>> BEGIN Data records

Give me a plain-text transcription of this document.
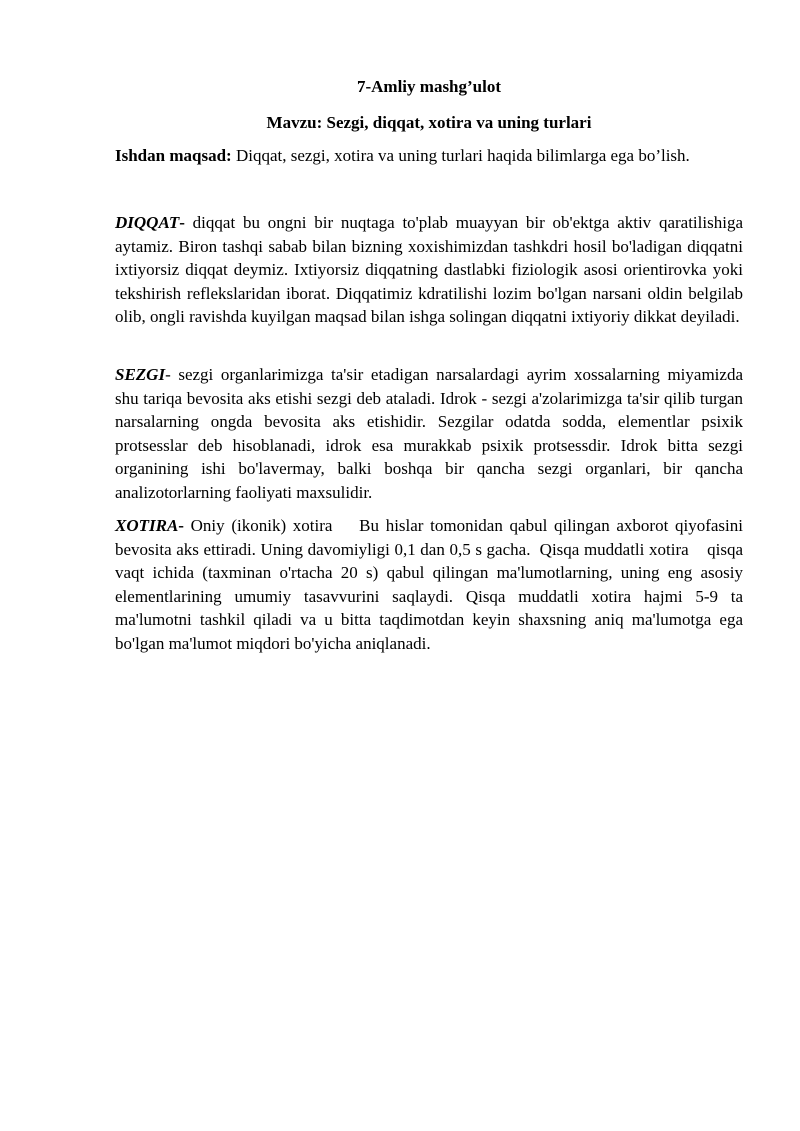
7-Amliy mashg’ulot
Mavzu: Sezgi, diqqat, xotira va uning turlari
Ishdan maqsad: Diqqat, sezgi, xotira va uning turlari haqida bilimlarga ega bo’lish.
DIQQAT- diqqat bu ongni bir nuqtaga to'plab muayyan bir ob'ektga aktiv qaratilishiga aytamiz. Biron tashqi sabab bilan bizning xoxishimizdan tashkdri hosil bo'ladigan diqqatni ixtiyorsiz diqqat deymiz. Ixtiyorsiz diqqatning dastlabki fiziologik asosi orientirovka yoki tekshirish reflekslaridan iborat. Diqqatimiz kdratilishi lozim bo'lgan narsani oldin belgilab olib, ongli ravishda kuyilgan maqsad bilan ishga solingan diqqatni ixtiyoriy dikkat deyiladi.
SEZGI- sezgi organlarimizga ta'sir etadigan narsalardagi ayrim xossalarning miyamizda shu tariqa bevosita aks etishi sezgi deb ataladi. Idrok - sezgi a'zolarimizga ta'sir qilib turgan narsalarning ongda bevosita aks etishidir. Sezgilar odatda sodda, elementlar psixik protsesslar deb hisoblanadi, idrok esa murakkab psixik protsessdir. Idrok bitta sezgi organining ishi bo'lavermay, balki boshqa bir qancha sezgi organlari, bir qancha analizotorlarning faoliyati maxsulidir.
XOTIRA- Oniy (ikonik) xotira    Bu hislar tomonidan qabul qilingan axborot qiyofasini bevosita aks ettiradi. Uning davomiyligi 0,1 dan 0,5 s gacha.  Qisqa muddatli xotira    qisqa vaqt ichida (taxminan o'rtacha 20 s) qabul qilingan ma'lumotlarning, uning eng asosiy elementlarining umumiy tasavvurini saqlaydi. Qisqa muddatli xotira hajmi 5-9 ta ma'lumotni tashkil qiladi va u bitta taqdimotdan keyin shaxsning aniq ma'lumotga ega bo'lgan ma'lumot miqdori bo'yicha aniqlanadi.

>> END Data records

_Given problem_:
Where a line of the material above holds the string "uning", copy that line.

_Task answer_:
Mavzu: Sezgi, diqqat, xotira va uning turlari
Ishdan maqsad: Diqqat, sezgi, xotira va uning turlari haqida bilimlarga ega bo’lish.
XOTIRA- Oniy (ikonik) xotira    Bu hislar tomonidan qabul qilingan axborot qiyofasini bevosita aks ettiradi. Uning davomiyligi 0,1 dan 0,5 s gacha.  Qisqa muddatli xotira    qisqa vaqt ichida (taxminan o'rtacha 20 s) qabul qilingan ma'lumotlarning, uning eng asosiy elementlarining umumiy tasavvurini saqlaydi. Qisqa muddatli xotira hajmi 5-9 ta ma'lumotni tashkil qiladi va u bitta taqdimotdan keyin shaxsning aniq ma'lumotga ega bo'lgan ma'lumot miqdori bo'yicha aniqlanadi.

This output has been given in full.